Job
Separate out the lines that hold "config".

Task input
= = = =

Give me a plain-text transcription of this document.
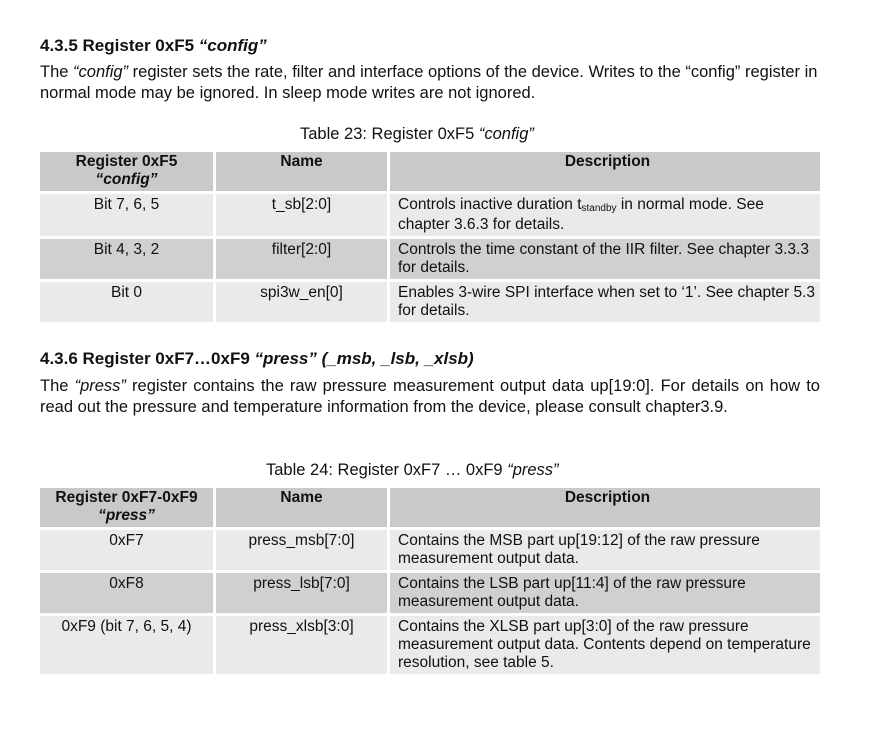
4.3.5 Register 0xF5 “config”

The “config” register sets the rate, filter and interface options of the device. Writes to the “config” register in normal mode may be ignored. In sleep mode writes are not ignored.

Table 23: Register 0xF5 “config”

Register 0xF5
“config”	Name	Description
Bit 7, 6, 5	t_sb[2:0]	Controls inactive duration tstandby in normal mode. See chapter 3.6.3 for details.
Bit 4, 3, 2	filter[2:0]	Controls the time constant of the IIR filter. See chapter 3.3.3 for details.
Bit 0	spi3w_en[0]	Enables 3-wire SPI interface when set to ‘1’. See chapter 5.3 for details.
4.3.6 Register 0xF7…0xF9 “press” (_msb, _lsb, _xlsb)

The “press” register contains the raw pressure measurement output data up[19:0]. For details on how to read out the pressure and temperature information from the device, please consult chapter3.9.

Table 24: Register 0xF7 … 0xF9 “press”

Register 0xF7-0xF9
“press”	Name	Description
0xF7	press_msb[7:0]	Contains the MSB part up[19:12] of the raw pressure measurement output data.
0xF8	press_lsb[7:0]	Contains the LSB part up[11:4] of the raw pressure measurement output data.
0xF9 (bit 7, 6, 5, 4)	press_xlsb[3:0]	Contains the XLSB part up[3:0] of the raw pressure measurement output data. Contents depend on temperature resolution, see table 5.
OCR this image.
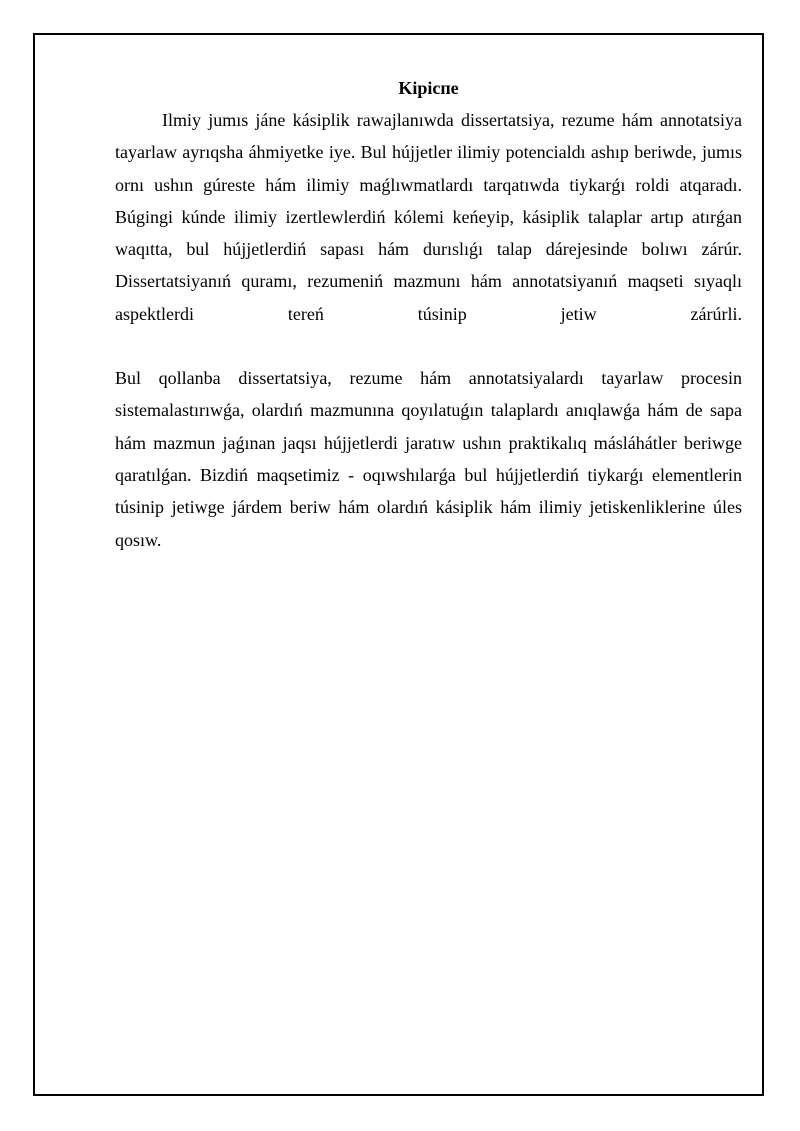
Kipicпe

Ilmiy jumıs jáne kásiplik rawajlanıwda dissertatsiya, rezume hám annotatsiya tayarlaw ayrıqsha áhmiyetke iye. Bul hújjetler ilimiy potencialdı ashıp beriwde, jumıs ornı ushın gúreste hám ilimiy maǵlıwmatlardı tarqatıwda tiykarǵı roldi atqaradı. Búgingi kúnde ilimiy izertlewlerdiń kólemi keńeyip, kásiplik talaplar artıp atırǵan waqıtta, bul hújjetlerdiń sapası hám durıslıǵı talap dárejesinde bolıwı zárúr. Dissertatsiyanıń quramı, rezumeniń mazmunı hám annotatsiyanıń maqseti sıyaqlı aspektlerdi tereń túsinip jetiw zárúrli.

Bul qollanba dissertatsiya, rezume hám annotatsiyalardı tayarlaw procesin sistemalastırıwǵa, olardıń mazmunına qoyılatuǵın talaplardı anıqlawǵa hám de sapa hám mazmun jaǵınan jaqsı hújjetlerdi jaratıw ushın praktikalıq másláhátler beriwge qaratılǵan. Bizdiń maqsetimiz - oqıwshılarǵa bul hújjetlerdiń tiykarǵı elementlerin túsinip jetiwge járdem beriw hám olardıń kásiplik hám ilimiy jetiskenliklerine úles qosıw.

= = = =

Result for this task
4.3.5 Register 0xF5 “config”
The “config” register sets the rate, filter and interface options of the device. Writes to the “config” register in normal mode may be ignored. In sleep mode writes are not ignored.
Table 23: Register 0xF5 “config”
“config”	Name	Description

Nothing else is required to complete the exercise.